--- ITEMS ---
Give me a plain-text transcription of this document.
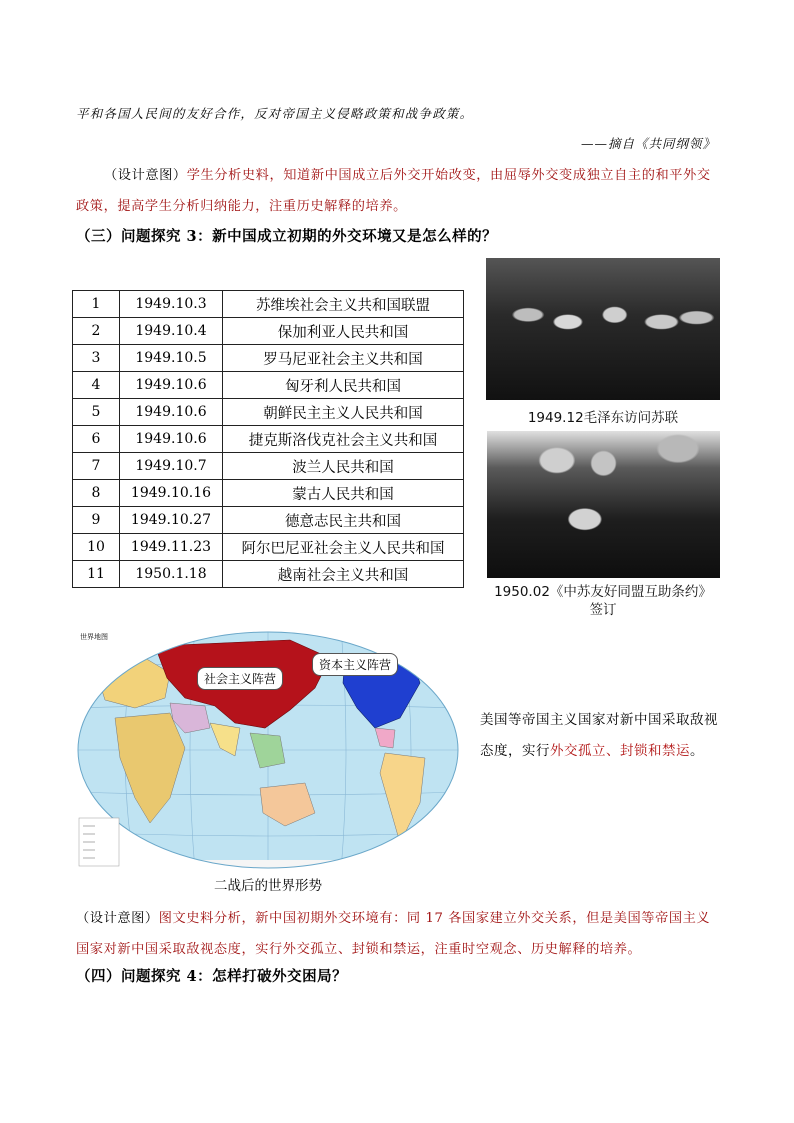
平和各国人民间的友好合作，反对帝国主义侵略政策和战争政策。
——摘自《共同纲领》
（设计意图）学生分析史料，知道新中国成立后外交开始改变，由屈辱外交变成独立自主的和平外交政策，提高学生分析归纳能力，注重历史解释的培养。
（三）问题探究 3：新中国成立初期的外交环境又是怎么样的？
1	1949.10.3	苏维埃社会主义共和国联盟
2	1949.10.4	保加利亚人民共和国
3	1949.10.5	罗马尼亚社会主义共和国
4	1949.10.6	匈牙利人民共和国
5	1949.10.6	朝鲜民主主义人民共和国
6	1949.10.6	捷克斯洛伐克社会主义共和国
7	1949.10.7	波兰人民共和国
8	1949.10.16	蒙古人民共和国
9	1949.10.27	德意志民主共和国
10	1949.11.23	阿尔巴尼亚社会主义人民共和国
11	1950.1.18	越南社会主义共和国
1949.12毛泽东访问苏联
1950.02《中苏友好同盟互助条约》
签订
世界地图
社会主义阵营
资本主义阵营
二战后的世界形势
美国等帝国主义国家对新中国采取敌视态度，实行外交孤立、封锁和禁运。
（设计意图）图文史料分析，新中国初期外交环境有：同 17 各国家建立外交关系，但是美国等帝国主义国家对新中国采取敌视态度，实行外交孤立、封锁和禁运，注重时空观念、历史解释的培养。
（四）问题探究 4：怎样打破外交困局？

---

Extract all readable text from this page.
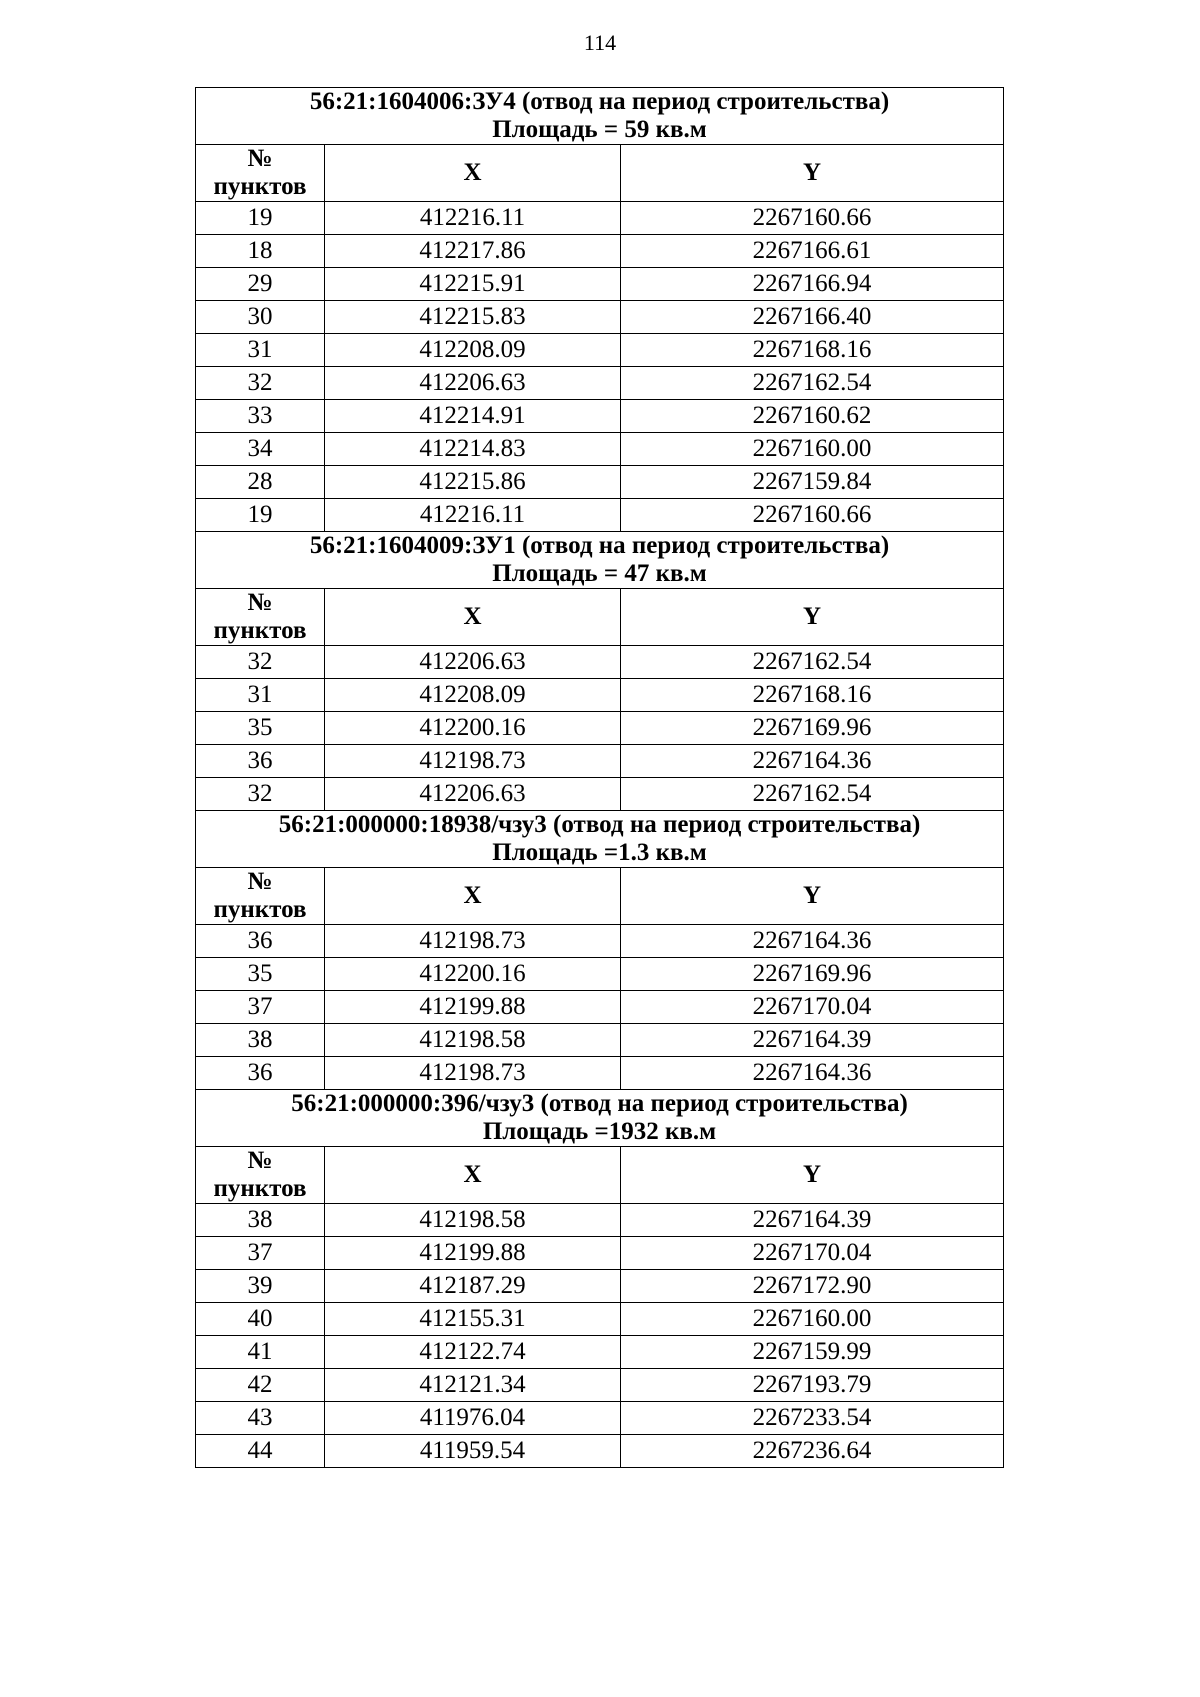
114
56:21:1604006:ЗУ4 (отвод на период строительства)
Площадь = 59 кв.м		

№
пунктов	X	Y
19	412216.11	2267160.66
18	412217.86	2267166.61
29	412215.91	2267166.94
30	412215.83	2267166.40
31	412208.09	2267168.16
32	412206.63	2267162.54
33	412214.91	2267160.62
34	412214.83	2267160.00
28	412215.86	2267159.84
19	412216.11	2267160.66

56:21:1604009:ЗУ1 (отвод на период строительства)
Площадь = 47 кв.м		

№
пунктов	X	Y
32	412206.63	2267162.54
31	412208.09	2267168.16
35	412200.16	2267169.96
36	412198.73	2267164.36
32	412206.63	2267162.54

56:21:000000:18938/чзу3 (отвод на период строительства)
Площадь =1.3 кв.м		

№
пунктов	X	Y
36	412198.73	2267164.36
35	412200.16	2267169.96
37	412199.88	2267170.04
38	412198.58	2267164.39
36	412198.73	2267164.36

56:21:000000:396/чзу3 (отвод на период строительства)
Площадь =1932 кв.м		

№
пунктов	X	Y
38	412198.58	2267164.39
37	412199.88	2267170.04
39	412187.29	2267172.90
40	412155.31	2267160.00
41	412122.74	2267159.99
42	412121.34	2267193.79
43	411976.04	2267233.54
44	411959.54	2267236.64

* * *

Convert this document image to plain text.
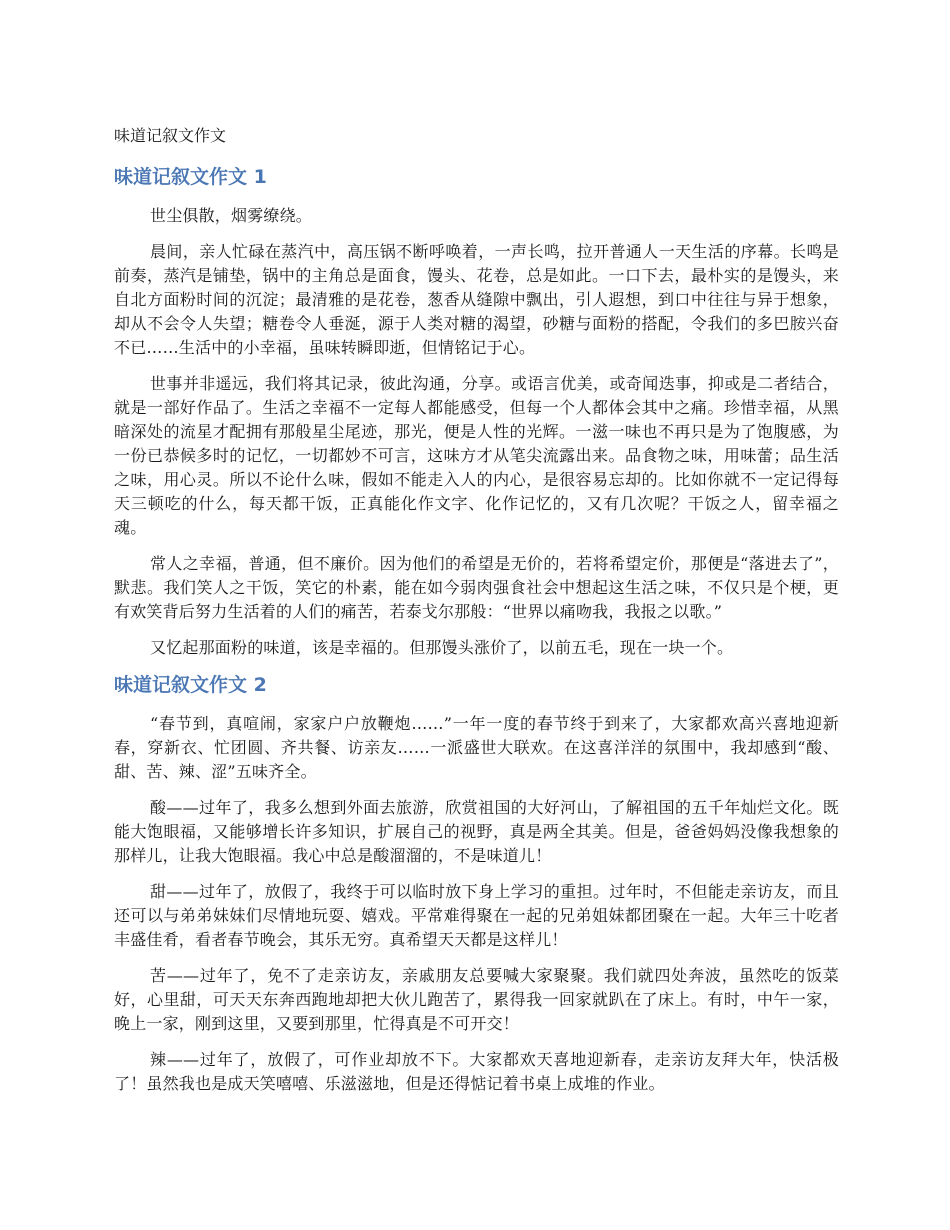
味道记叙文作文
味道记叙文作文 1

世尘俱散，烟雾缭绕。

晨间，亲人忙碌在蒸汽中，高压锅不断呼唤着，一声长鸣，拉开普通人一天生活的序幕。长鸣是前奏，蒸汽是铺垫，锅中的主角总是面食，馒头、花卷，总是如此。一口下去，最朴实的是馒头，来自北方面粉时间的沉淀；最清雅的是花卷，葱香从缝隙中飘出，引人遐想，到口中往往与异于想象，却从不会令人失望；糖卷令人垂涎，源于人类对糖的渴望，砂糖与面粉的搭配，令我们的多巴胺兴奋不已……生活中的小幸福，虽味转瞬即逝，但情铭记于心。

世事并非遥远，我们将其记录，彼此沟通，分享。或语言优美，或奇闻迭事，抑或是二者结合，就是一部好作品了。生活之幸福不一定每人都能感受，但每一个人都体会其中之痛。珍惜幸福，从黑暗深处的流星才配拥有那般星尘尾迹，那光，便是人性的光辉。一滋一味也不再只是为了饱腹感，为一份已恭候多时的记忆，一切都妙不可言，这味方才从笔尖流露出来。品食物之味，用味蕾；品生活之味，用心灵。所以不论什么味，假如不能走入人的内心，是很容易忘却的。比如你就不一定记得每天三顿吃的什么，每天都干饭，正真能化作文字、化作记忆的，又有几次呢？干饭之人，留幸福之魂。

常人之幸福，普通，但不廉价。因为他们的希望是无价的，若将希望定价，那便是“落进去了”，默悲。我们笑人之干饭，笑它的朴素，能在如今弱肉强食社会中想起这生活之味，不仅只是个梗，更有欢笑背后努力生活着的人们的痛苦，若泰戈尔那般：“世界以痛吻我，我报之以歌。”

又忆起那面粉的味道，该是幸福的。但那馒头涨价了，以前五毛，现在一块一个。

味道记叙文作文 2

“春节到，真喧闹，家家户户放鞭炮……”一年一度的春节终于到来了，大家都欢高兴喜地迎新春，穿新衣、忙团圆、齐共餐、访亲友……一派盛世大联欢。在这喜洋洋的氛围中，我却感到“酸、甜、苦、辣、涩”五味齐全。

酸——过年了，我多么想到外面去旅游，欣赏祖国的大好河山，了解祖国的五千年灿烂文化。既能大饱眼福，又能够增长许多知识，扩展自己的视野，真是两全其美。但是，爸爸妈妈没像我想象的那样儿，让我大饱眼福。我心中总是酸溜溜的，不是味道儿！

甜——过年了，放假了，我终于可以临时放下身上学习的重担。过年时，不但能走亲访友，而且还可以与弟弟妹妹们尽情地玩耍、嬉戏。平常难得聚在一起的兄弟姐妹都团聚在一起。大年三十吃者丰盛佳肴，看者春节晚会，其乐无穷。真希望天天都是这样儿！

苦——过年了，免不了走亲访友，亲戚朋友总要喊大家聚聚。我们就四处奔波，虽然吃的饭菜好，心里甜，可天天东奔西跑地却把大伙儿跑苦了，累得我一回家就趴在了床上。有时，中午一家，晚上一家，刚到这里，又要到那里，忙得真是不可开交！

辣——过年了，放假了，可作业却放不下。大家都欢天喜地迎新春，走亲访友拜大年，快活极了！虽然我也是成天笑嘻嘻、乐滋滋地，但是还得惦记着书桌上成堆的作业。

--- WORK REQUIRED ---
Return each line in the records that holds the string "document".

--- RESPONSE FOR THIS EXERCISE ---
Give me a plain-text transcription of this document.
Convert this document image to plain text.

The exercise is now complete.